[Dataset excerpt]
++++++++

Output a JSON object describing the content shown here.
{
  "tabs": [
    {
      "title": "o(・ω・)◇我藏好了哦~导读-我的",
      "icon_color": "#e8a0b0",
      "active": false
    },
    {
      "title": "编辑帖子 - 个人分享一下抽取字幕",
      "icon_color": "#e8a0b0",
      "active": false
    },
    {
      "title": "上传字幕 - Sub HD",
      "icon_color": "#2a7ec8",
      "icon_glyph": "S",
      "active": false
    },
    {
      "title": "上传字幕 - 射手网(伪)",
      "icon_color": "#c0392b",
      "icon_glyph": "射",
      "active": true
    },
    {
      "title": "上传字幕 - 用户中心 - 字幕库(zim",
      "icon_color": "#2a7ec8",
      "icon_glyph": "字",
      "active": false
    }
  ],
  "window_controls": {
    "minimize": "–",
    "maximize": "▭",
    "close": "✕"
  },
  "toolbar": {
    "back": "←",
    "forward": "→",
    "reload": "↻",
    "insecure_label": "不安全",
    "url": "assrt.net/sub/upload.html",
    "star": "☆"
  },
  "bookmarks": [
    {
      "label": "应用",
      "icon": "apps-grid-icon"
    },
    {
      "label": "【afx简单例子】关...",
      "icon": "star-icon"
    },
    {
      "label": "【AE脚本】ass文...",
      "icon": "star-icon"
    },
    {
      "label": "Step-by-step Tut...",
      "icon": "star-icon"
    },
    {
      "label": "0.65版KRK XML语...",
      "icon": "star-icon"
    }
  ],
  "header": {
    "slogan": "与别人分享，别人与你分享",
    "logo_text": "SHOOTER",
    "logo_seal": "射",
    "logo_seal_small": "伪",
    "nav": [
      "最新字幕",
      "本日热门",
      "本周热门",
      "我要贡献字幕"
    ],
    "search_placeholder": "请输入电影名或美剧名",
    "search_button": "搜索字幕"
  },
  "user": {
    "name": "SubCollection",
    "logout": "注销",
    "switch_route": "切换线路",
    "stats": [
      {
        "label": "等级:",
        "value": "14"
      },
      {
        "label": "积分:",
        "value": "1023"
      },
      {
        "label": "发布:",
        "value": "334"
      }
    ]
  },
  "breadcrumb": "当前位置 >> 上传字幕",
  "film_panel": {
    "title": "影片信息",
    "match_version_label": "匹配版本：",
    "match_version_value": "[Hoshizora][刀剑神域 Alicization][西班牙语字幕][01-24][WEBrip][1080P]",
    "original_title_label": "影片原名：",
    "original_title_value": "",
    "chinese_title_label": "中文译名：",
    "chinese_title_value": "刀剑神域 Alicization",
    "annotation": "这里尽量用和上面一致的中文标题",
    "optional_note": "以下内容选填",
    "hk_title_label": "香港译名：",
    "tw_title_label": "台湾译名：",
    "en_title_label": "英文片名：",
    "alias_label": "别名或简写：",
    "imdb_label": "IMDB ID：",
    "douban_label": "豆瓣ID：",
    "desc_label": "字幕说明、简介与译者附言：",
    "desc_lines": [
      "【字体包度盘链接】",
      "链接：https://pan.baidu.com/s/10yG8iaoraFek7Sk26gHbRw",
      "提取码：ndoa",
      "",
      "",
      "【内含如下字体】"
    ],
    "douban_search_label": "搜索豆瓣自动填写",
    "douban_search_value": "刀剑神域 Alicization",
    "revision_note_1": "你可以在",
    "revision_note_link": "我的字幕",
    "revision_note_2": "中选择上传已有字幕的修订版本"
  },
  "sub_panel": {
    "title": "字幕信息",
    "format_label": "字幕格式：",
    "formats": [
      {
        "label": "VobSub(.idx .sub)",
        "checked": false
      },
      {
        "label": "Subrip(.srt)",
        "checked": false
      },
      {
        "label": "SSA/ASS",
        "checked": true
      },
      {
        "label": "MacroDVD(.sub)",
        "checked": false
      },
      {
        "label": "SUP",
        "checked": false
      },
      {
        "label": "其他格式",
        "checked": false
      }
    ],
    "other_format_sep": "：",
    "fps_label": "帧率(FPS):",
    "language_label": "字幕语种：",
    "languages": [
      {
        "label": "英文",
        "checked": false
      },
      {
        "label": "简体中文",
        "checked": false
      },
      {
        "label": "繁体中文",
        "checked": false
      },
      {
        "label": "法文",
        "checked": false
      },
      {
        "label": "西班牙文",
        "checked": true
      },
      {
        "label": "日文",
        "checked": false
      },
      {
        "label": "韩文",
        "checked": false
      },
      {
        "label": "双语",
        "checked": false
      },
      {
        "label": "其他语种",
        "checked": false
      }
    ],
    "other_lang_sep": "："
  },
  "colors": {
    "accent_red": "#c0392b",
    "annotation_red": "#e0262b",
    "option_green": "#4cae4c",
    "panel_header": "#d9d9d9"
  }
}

++++++++

Write out all of the records above exactly as they appear.

**Exercise solution**:
Output a JSON object describing the content shown here.
{
  "tabs": [
    {
      "title": "o(・ω・)◇我藏好了哦~导读-我的",
      "icon_color": "#e8a0b0",
      "active": false
    },
    {
      "title": "编辑帖子 - 个人分享一下抽取字幕",
      "icon_color": "#e8a0b0",
      "active": false
    },
    {
      "title": "上传字幕 - Sub HD",
      "icon_color": "#2a7ec8",
      "icon_glyph": "S",
      "active": false
    },
    {
      "title": "上传字幕 - 射手网(伪)",
      "icon_color": "#c0392b",
      "icon_glyph": "射",
      "active": true
    },
    {
      "title": "上传字幕 - 用户中心 - 字幕库(zim",
      "icon_color": "#2a7ec8",
      "icon_glyph": "字",
      "active": false
    }
  ],
  "window_controls": {
    "minimize": "–",
    "maximize": "▭",
    "close": "✕"
  },
  "toolbar": {
    "back": "←",
    "forward": "→",
    "reload": "↻",
    "insecure_label": "不安全",
    "url": "assrt.net/sub/upload.html",
    "star": "☆"
  },
  "bookmarks": [
    {
      "label": "应用",
      "icon": "apps-grid-icon"
    },
    {
      "label": "【afx简单例子】关...",
      "icon": "star-icon"
    },
    {
      "label": "【AE脚本】ass文...",
      "icon": "star-icon"
    },
    {
      "label": "Step-by-step Tut...",
      "icon": "star-icon"
    },
    {
      "label": "0.65版KRK XML语...",
      "icon": "star-icon"
    }
  ],
  "header": {
    "slogan": "与别人分享，别人与你分享",
    "logo_text": "SHOOTER",
    "logo_seal": "射",
    "logo_seal_small": "伪",
    "nav": [
      "最新字幕",
      "本日热门",
      "本周热门",
      "我要贡献字幕"
    ],
    "search_placeholder": "请输入电影名或美剧名",
    "search_button": "搜索字幕"
  },
  "user": {
    "name": "SubCollection",
    "logout": "注销",
    "switch_route": "切换线路",
    "stats": [
      {
        "label": "等级:",
        "value": "14"
      },
      {
        "label": "积分:",
        "value": "1023"
      },
      {
        "label": "发布:",
        "value": "334"
      }
    ]
  },
  "breadcrumb": "当前位置 >> 上传字幕",
  "film_panel": {
    "title": "影片信息",
    "match_version_label": "匹配版本：",
    "match_version_value": "[Hoshizora][刀剑神域 Alicization][西班牙语字幕][01-24][WEBrip][1080P]",
    "original_title_label": "影片原名：",
    "original_title_value": "",
    "chinese_title_label": "中文译名：",
    "chinese_title_value": "刀剑神域 Alicization",
    "annotation": "这里尽量用和上面一致的中文标题",
    "optional_note": "以下内容选填",
    "hk_title_label": "香港译名：",
    "tw_title_label": "台湾译名：",
    "en_title_label": "英文片名：",
    "alias_label": "别名或简写：",
    "imdb_label": "IMDB ID：",
    "douban_label": "豆瓣ID：",
    "desc_label": "字幕说明、简介与译者附言：",
    "desc_lines": [
      "【字体包度盘链接】",
      "链接：https://pan.baidu.com/s/10yG8iaoraFek7Sk26gHbRw",
      "提取码：ndoa",
      "",
      "",
      "【内含如下字体】"
    ],
    "douban_search_label": "搜索豆瓣自动填写",
    "douban_search_value": "刀剑神域 Alicization",
    "revision_note_1": "你可以在",
    "revision_note_link": "我的字幕",
    "revision_note_2": "中选择上传已有字幕的修订版本"
  },
  "sub_panel": {
    "title": "字幕信息",
    "format_label": "字幕格式：",
    "formats": [
      {
        "label": "VobSub(.idx .sub)",
        "checked": false
      },
      {
        "label": "Subrip(.srt)",
        "checked": false
      },
      {
        "label": "SSA/ASS",
        "checked": true
      },
      {
        "label": "MacroDVD(.sub)",
        "checked": false
      },
      {
        "label": "SUP",
        "checked": false
      },
      {
        "label": "其他格式",
        "checked": false
      }
    ],
    "other_format_sep": "：",
    "fps_label": "帧率(FPS):",
    "language_label": "字幕语种：",
    "languages": [
      {
        "label": "英文",
        "checked": false
      },
      {
        "label": "简体中文",
        "checked": false
      },
      {
        "label": "繁体中文",
        "checked": false
      },
      {
        "label": "法文",
        "checked": false
      },
      {
        "label": "西班牙文",
        "checked": true
      },
      {
        "label": "日文",
        "checked": false
      },
      {
        "label": "韩文",
        "checked": false
      },
      {
        "label": "双语",
        "checked": false
      },
      {
        "label": "其他语种",
        "checked": false
      }
    ],
    "other_lang_sep": "："
  },
  "colors": {
    "accent_red": "#c0392b",
    "annotation_red": "#e0262b",
    "option_green": "#4cae4c",
    "panel_header": "#d9d9d9"
  }
}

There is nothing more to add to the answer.